■ REQUIRED TASK
Of all the lines in the material below, how many include the string "входа"? Give the number only.

■ DATA TO USE
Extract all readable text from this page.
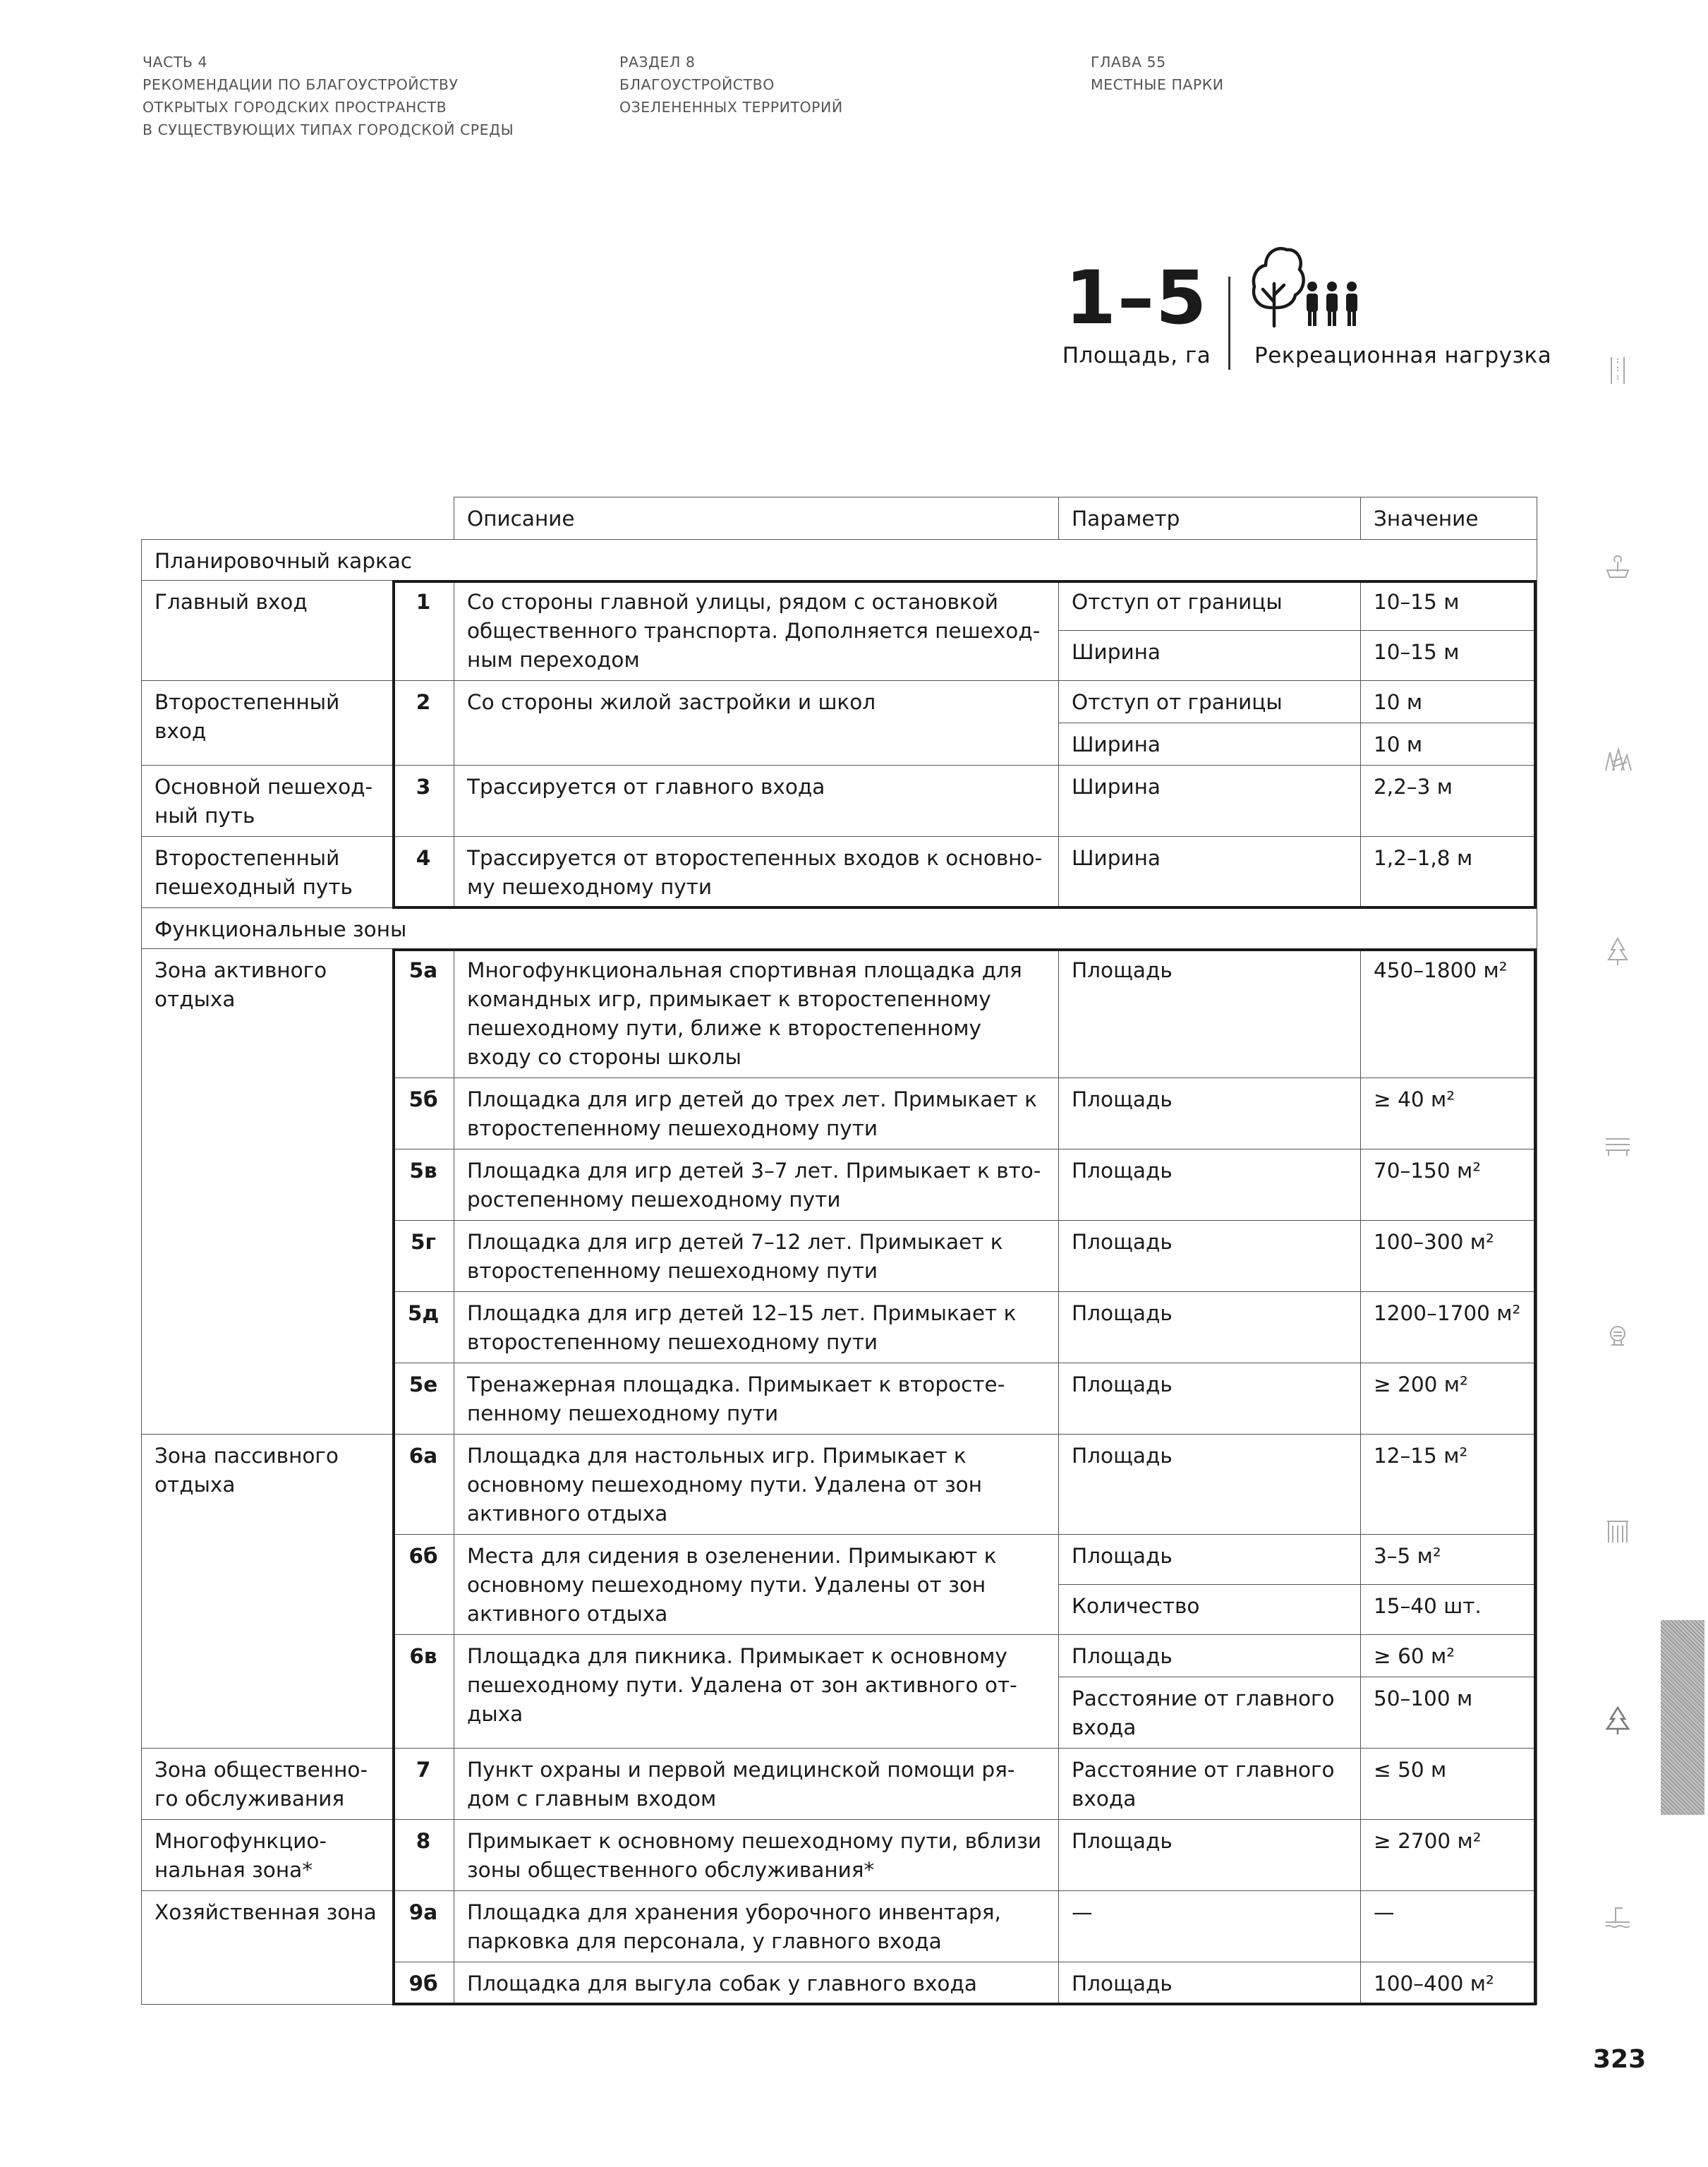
ЧАСТЬ 4
РЕКОМЕНДАЦИИ ПО БЛАГОУСТРОЙСТВУ
ОТКРЫТЫХ ГОРОДСКИХ ПРОСТРАНСТВ
В СУЩЕСТВУЮЩИХ ТИПАХ ГОРОДСКОЙ СРЕДЫ
РАЗДЕЛ 8
БЛАГОУСТРОЙСТВО
ОЗЕЛЕНЕННЫХ ТЕРРИТОРИЙ
ГЛАВА 55
МЕСТНЫЕ ПАРКИ
1–5
Площадь, га	Рекреационная нагрузка
		Описание	Параметр	Значение
Планировочный каркас				
Главный вход	1	Со стороны главной улицы, рядом с остановкой общественного транспорта. Дополняется пешеходным переходом	Отступ от границы	10–15 м
			Ширина	10–15 м
Второстепенный вход	2	Со стороны жилой застройки и школ	Отступ от границы	10 м
			Ширина	10 м
Основной пешеходный путь	3	Трассируется от главного входа	Ширина	2,2–3 м
Второстепенный пешеходный путь	4	Трассируется от второстепенных входов к основному пешеходному пути	Ширина	1,2–1,8 м
Функциональные зоны				
Зона активного отдыха	5а	Многофункциональная спортивная площадка для командных игр, примыкает к второстепенному пешеходному пути, ближе к второстепенному входу со стороны школы	Площадь	450–1800 м²
	5б	Площадка для игр детей до трех лет. Примыкает к второстепенному пешеходному пути	Площадь	≥ 40 м²
	5в	Площадка для игр детей 3–7 лет. Примыкает к второстепенному пешеходному пути	Площадь	70–150 м²
	5г	Площадка для игр детей 7–12 лет. Примыкает к второстепенному пешеходному пути	Площадь	100–300 м²
	5д	Площадка для игр детей 12–15 лет. Примыкает к второстепенному пешеходному пути	Площадь	1200–1700 м²
	5е	Тренажерная площадка. Примыкает к второстепенному пешеходному пути	Площадь	≥ 200 м²
Зона пассивного отдыха	6а	Площадка для настольных игр. Примыкает к основному пешеходному пути. Удалена от зон активного отдыха	Площадь	12–15 м²
	6б	Места для сидения в озеленении. Примыкают к основному пешеходному пути. Удалены от зон активного отдыха	Площадь	3–5 м²
			Количество	15–40 шт.
	6в	Площадка для пикника. Примыкает к основному пешеходному пути. Удалена от зон активного отдыха	Площадь	≥ 60 м²
			Расстояние от главного входа	50–100 м
Зона общественного обслуживания	7	Пункт охраны и первой медицинской помощи рядом с главным входом	Расстояние от главного входа	≤ 50 м
Многофункциональная зона*	8	Примыкает к основному пешеходному пути, вблизи зоны общественного обслуживания*	Площадь	≥ 2700 м²
Хозяйственная зона	9а	Площадка для хранения уборочного инвентаря, парковка для персонала, у главного входа	—	—
	9б	Площадка для выгула собак у главного входа	Площадь	100–400 м²
323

■ RESULT OF THE TASK
5